# What the task requires
Omit every image, and transcribe the remaining entries exactly as given.

Dataset excerpts
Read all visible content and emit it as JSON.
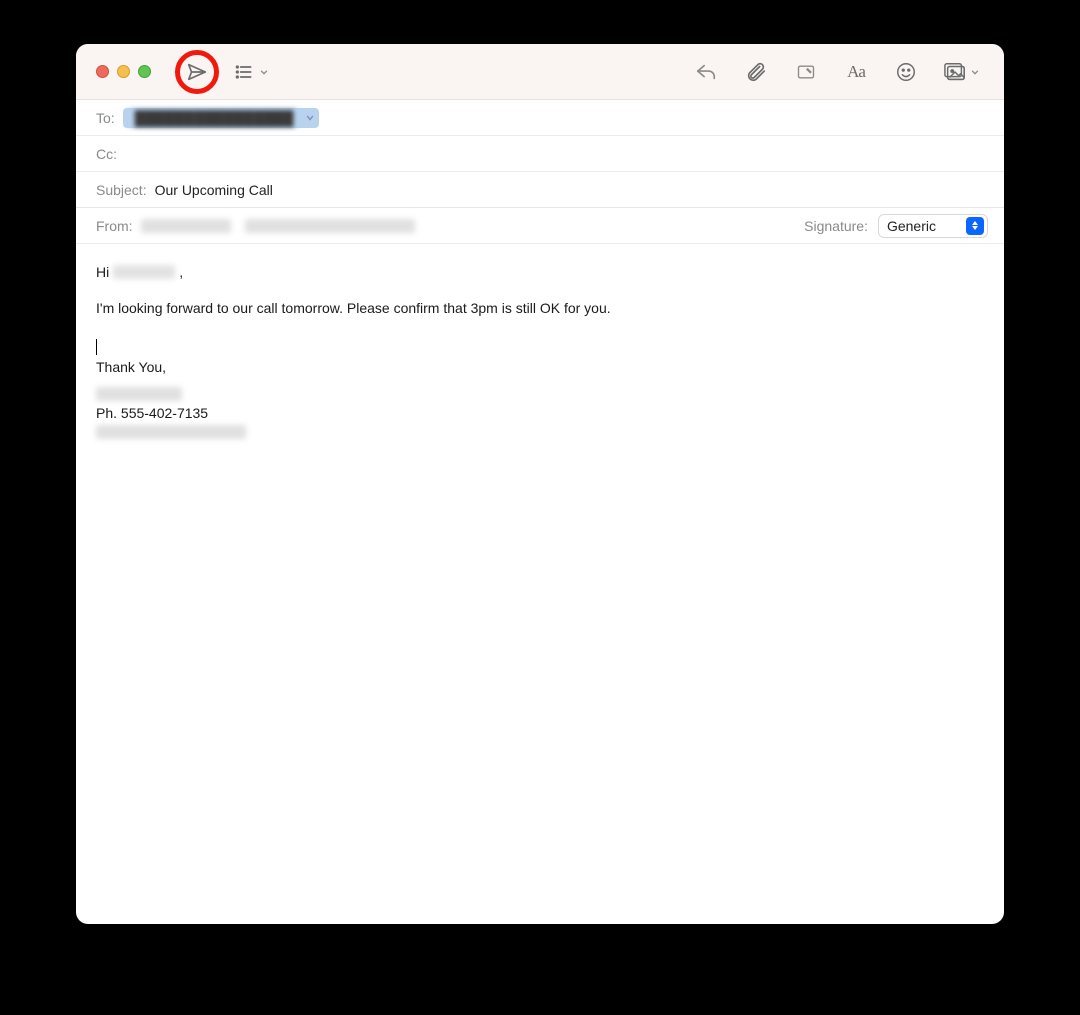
{
  "toolbar": {
    "icons": {
      "send": "send-icon",
      "headers": "header-list-icon",
      "reply": "reply-icon",
      "attach": "paperclip-icon",
      "markup": "markup-icon",
      "format": "text-format-icon",
      "emoji": "emoji-icon",
      "photo": "photo-browser-icon"
    }
  },
  "fields": {
    "to_label": "To:",
    "to_recipient_redacted": "████████████████",
    "cc_label": "Cc:",
    "subject_label": "Subject:",
    "subject_value": "Our Upcoming Call",
    "from_label": "From:",
    "signature_label": "Signature:",
    "signature_value": "Generic"
  },
  "body": {
    "greeting_prefix": "Hi ",
    "greeting_suffix": ",",
    "paragraph": "I'm looking forward to our call tomorrow. Please confirm that 3pm is still OK for you.",
    "closing": "Thank You,",
    "phone": "Ph. 555-402-7135"
  }
}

# Written response
Read all visible content and emit it as JSON.
{
  "toolbar": {
    "icons": {
      "send": "send-icon",
      "headers": "header-list-icon",
      "reply": "reply-icon",
      "attach": "paperclip-icon",
      "markup": "markup-icon",
      "format": "text-format-icon",
      "emoji": "emoji-icon",
      "photo": "photo-browser-icon"
    }
  },
  "fields": {
    "to_label": "To:",
    "to_recipient_redacted": "████████████████",
    "cc_label": "Cc:",
    "subject_label": "Subject:",
    "subject_value": "Our Upcoming Call",
    "from_label": "From:",
    "signature_label": "Signature:",
    "signature_value": "Generic"
  },
  "body": {
    "greeting_prefix": "Hi ",
    "greeting_suffix": ",",
    "paragraph": "I'm looking forward to our call tomorrow. Please confirm that 3pm is still OK for you.",
    "closing": "Thank You,",
    "phone": "Ph. 555-402-7135"
  }
}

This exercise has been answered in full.